LISTED RECORDS:
§
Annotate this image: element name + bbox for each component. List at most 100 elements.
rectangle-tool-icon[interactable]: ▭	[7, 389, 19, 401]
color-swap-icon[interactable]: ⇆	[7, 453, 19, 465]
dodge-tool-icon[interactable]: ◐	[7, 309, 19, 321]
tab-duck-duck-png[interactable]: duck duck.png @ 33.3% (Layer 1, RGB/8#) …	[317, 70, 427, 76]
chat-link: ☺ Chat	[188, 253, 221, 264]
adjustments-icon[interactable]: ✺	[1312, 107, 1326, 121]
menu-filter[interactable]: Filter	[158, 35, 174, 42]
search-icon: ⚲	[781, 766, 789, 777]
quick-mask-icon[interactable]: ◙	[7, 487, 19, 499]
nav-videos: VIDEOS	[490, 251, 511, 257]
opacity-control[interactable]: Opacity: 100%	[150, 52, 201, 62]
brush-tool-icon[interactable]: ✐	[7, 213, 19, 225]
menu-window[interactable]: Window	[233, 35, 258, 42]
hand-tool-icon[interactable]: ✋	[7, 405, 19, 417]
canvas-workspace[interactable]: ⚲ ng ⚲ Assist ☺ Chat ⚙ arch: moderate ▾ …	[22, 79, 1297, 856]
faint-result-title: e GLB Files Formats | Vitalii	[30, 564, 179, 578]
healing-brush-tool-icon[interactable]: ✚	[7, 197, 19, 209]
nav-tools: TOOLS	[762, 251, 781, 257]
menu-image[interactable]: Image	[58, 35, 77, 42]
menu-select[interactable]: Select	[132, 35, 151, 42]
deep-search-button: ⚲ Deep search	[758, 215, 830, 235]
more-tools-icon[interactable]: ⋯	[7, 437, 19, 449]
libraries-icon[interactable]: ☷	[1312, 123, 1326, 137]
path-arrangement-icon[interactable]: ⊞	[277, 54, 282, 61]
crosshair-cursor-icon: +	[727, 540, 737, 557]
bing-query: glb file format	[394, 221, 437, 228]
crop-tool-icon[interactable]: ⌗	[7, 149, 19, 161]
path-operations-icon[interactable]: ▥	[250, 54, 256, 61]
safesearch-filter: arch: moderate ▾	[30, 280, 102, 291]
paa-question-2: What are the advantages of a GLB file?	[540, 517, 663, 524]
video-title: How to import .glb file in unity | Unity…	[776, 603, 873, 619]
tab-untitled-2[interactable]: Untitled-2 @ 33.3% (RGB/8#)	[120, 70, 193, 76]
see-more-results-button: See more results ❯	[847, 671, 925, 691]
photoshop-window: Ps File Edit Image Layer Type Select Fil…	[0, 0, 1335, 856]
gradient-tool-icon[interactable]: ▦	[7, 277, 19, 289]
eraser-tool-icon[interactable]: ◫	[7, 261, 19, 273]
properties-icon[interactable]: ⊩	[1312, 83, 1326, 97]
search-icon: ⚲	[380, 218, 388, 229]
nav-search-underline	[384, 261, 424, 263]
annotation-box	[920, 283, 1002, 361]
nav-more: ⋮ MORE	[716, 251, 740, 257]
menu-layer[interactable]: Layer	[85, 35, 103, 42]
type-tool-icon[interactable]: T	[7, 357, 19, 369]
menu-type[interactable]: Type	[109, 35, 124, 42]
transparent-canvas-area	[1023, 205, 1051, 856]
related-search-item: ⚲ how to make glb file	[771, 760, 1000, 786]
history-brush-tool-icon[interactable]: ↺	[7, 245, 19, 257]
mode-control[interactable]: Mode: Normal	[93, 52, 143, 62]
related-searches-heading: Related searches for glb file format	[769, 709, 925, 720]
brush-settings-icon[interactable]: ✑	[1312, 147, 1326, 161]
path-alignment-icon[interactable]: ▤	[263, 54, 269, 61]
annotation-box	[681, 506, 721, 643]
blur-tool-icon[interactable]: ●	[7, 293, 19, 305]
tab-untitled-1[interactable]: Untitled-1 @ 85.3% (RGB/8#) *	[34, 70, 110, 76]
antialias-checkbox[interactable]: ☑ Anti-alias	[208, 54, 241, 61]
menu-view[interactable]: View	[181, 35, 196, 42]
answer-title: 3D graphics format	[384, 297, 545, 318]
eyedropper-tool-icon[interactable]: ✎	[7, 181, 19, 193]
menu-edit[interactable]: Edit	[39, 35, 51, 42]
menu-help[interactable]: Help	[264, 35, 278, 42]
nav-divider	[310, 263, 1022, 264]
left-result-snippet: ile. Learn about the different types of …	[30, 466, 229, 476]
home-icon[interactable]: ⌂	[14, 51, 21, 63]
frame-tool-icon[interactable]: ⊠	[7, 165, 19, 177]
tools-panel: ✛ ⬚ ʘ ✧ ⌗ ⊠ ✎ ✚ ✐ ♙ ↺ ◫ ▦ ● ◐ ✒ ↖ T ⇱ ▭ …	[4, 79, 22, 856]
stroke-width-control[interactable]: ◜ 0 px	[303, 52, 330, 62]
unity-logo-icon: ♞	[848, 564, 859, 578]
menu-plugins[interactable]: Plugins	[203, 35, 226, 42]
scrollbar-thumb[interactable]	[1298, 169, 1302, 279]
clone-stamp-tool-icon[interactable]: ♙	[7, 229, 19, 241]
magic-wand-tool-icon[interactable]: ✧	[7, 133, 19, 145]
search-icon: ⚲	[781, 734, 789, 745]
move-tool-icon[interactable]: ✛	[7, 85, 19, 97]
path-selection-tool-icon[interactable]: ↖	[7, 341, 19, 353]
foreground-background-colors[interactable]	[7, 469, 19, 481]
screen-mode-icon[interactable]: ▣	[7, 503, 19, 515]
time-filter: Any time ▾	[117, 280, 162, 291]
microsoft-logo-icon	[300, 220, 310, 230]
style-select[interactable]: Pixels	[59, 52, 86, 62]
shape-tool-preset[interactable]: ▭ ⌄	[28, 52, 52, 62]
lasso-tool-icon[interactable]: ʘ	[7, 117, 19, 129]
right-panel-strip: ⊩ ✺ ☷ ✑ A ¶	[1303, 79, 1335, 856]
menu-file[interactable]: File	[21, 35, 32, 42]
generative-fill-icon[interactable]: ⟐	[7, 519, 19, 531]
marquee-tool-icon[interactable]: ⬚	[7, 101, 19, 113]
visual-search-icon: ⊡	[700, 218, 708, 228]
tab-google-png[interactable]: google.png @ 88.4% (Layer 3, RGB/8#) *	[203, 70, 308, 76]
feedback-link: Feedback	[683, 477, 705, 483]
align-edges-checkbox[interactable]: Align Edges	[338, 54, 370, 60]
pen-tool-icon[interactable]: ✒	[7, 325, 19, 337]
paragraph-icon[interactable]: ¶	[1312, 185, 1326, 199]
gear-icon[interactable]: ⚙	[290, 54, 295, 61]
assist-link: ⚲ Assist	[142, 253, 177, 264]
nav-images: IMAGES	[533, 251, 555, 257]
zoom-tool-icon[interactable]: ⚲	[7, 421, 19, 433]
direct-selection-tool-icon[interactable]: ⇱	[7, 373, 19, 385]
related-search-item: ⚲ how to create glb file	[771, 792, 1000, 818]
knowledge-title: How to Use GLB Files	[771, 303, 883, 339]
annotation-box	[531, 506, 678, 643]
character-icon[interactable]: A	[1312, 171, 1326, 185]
§
Extract every row above verbatim, leaving each one unchanged.

Annotate this image: element name + bbox for each component. List at most 100 elements.
rectangle-tool-icon[interactable]: ▭	[7, 389, 19, 401]
color-swap-icon[interactable]: ⇆	[7, 453, 19, 465]
dodge-tool-icon[interactable]: ◐	[7, 309, 19, 321]
tab-duck-duck-png[interactable]: duck duck.png @ 33.3% (Layer 1, RGB/8#) …	[317, 70, 427, 76]
chat-link: ☺ Chat	[188, 253, 221, 264]
adjustments-icon[interactable]: ✺	[1312, 107, 1326, 121]
menu-filter[interactable]: Filter	[158, 35, 174, 42]
search-icon: ⚲	[781, 766, 789, 777]
quick-mask-icon[interactable]: ◙	[7, 487, 19, 499]
nav-videos: VIDEOS	[490, 251, 511, 257]
opacity-control[interactable]: Opacity: 100%	[150, 52, 201, 62]
brush-tool-icon[interactable]: ✐	[7, 213, 19, 225]
menu-window[interactable]: Window	[233, 35, 258, 42]
hand-tool-icon[interactable]: ✋	[7, 405, 19, 417]
canvas-workspace[interactable]: ⚲ ng ⚲ Assist ☺ Chat ⚙ arch: moderate ▾ …	[22, 79, 1297, 856]
faint-result-title: e GLB Files Formats | Vitalii	[30, 564, 179, 578]
healing-brush-tool-icon[interactable]: ✚	[7, 197, 19, 209]
nav-tools: TOOLS	[762, 251, 781, 257]
menu-image[interactable]: Image	[58, 35, 77, 42]
menu-select[interactable]: Select	[132, 35, 151, 42]
deep-search-button: ⚲ Deep search	[758, 215, 830, 235]
more-tools-icon[interactable]: ⋯	[7, 437, 19, 449]
libraries-icon[interactable]: ☷	[1312, 123, 1326, 137]
path-arrangement-icon[interactable]: ⊞	[277, 54, 282, 61]
crosshair-cursor-icon: +	[727, 540, 737, 557]
bing-query: glb file format	[394, 221, 437, 228]
crop-tool-icon[interactable]: ⌗	[7, 149, 19, 161]
path-operations-icon[interactable]: ▥	[250, 54, 256, 61]
safesearch-filter: arch: moderate ▾	[30, 280, 102, 291]
paa-question-2: What are the advantages of a GLB file?	[540, 517, 663, 524]
video-title: How to import .glb file in unity | Unity…	[776, 603, 873, 619]
tab-untitled-2[interactable]: Untitled-2 @ 33.3% (RGB/8#)	[120, 70, 193, 76]
see-more-results-button: See more results ❯	[847, 671, 925, 691]
photoshop-window: Ps File Edit Image Layer Type Select Fil…	[0, 0, 1335, 856]
gradient-tool-icon[interactable]: ▦	[7, 277, 19, 289]
eraser-tool-icon[interactable]: ◫	[7, 261, 19, 273]
properties-icon[interactable]: ⊩	[1312, 83, 1326, 97]
search-icon: ⚲	[380, 218, 388, 229]
nav-search-underline	[384, 261, 424, 263]
annotation-box	[920, 283, 1002, 361]
nav-more: ⋮ MORE	[716, 251, 740, 257]
menu-layer[interactable]: Layer	[85, 35, 103, 42]
type-tool-icon[interactable]: T	[7, 357, 19, 369]
menu-type[interactable]: Type	[109, 35, 124, 42]
transparent-canvas-area	[1023, 205, 1051, 856]
related-search-item: ⚲ how to make glb file	[771, 760, 1000, 786]
history-brush-tool-icon[interactable]: ↺	[7, 245, 19, 257]
mode-control[interactable]: Mode: Normal	[93, 52, 143, 62]
related-searches-heading: Related searches for glb file format	[769, 709, 925, 720]
brush-settings-icon[interactable]: ✑	[1312, 147, 1326, 161]
path-alignment-icon[interactable]: ▤	[263, 54, 269, 61]
annotation-box	[681, 506, 721, 643]
blur-tool-icon[interactable]: ●	[7, 293, 19, 305]
tab-untitled-1[interactable]: Untitled-1 @ 85.3% (RGB/8#) *	[34, 70, 110, 76]
antialias-checkbox[interactable]: ☑ Anti-alias	[208, 54, 241, 61]
menu-view[interactable]: View	[181, 35, 196, 42]
answer-title: 3D graphics format	[384, 297, 545, 318]
eyedropper-tool-icon[interactable]: ✎	[7, 181, 19, 193]
menu-edit[interactable]: Edit	[39, 35, 51, 42]
menu-help[interactable]: Help	[264, 35, 278, 42]
nav-divider	[310, 263, 1022, 264]
left-result-snippet: ile. Learn about the different types of …	[30, 466, 229, 476]
home-icon[interactable]: ⌂	[14, 51, 21, 63]
frame-tool-icon[interactable]: ⊠	[7, 165, 19, 177]
tools-panel: ✛ ⬚ ʘ ✧ ⌗ ⊠ ✎ ✚ ✐ ♙ ↺ ◫ ▦ ● ◐ ✒ ↖ T ⇱ ▭ …	[4, 79, 22, 856]
stroke-width-control[interactable]: ◜ 0 px	[303, 52, 330, 62]
unity-logo-icon: ♞	[848, 564, 859, 578]
menu-plugins[interactable]: Plugins	[203, 35, 226, 42]
scrollbar-thumb[interactable]	[1298, 169, 1302, 279]
clone-stamp-tool-icon[interactable]: ♙	[7, 229, 19, 241]
magic-wand-tool-icon[interactable]: ✧	[7, 133, 19, 145]
search-icon: ⚲	[781, 734, 789, 745]
move-tool-icon[interactable]: ✛	[7, 85, 19, 97]
path-selection-tool-icon[interactable]: ↖	[7, 341, 19, 353]
foreground-background-colors[interactable]	[7, 469, 19, 481]
screen-mode-icon[interactable]: ▣	[7, 503, 19, 515]
time-filter: Any time ▾	[117, 280, 162, 291]
microsoft-logo-icon	[300, 220, 310, 230]
style-select[interactable]: Pixels	[59, 52, 86, 62]
shape-tool-preset[interactable]: ▭ ⌄	[28, 52, 52, 62]
lasso-tool-icon[interactable]: ʘ	[7, 117, 19, 129]
right-panel-strip: ⊩ ✺ ☷ ✑ A ¶	[1303, 79, 1335, 856]
menu-file[interactable]: File	[21, 35, 32, 42]
generative-fill-icon[interactable]: ⟐	[7, 519, 19, 531]
marquee-tool-icon[interactable]: ⬚	[7, 101, 19, 113]
visual-search-icon: ⊡	[700, 218, 708, 228]
tab-google-png[interactable]: google.png @ 88.4% (Layer 3, RGB/8#) *	[203, 70, 308, 76]
feedback-link: Feedback	[683, 477, 705, 483]
align-edges-checkbox[interactable]: Align Edges	[338, 54, 370, 60]
pen-tool-icon[interactable]: ✒	[7, 325, 19, 337]
paragraph-icon[interactable]: ¶	[1312, 185, 1326, 199]
gear-icon[interactable]: ⚙	[290, 54, 295, 61]
assist-link: ⚲ Assist	[142, 253, 177, 264]
nav-images: IMAGES	[533, 251, 555, 257]
zoom-tool-icon[interactable]: ⚲	[7, 421, 19, 433]
direct-selection-tool-icon[interactable]: ⇱	[7, 373, 19, 385]
related-search-item: ⚲ how to create glb file	[771, 792, 1000, 818]
knowledge-title: How to Use GLB Files	[771, 303, 883, 339]
annotation-box	[531, 506, 678, 643]
character-icon[interactable]: A	[1312, 171, 1326, 185]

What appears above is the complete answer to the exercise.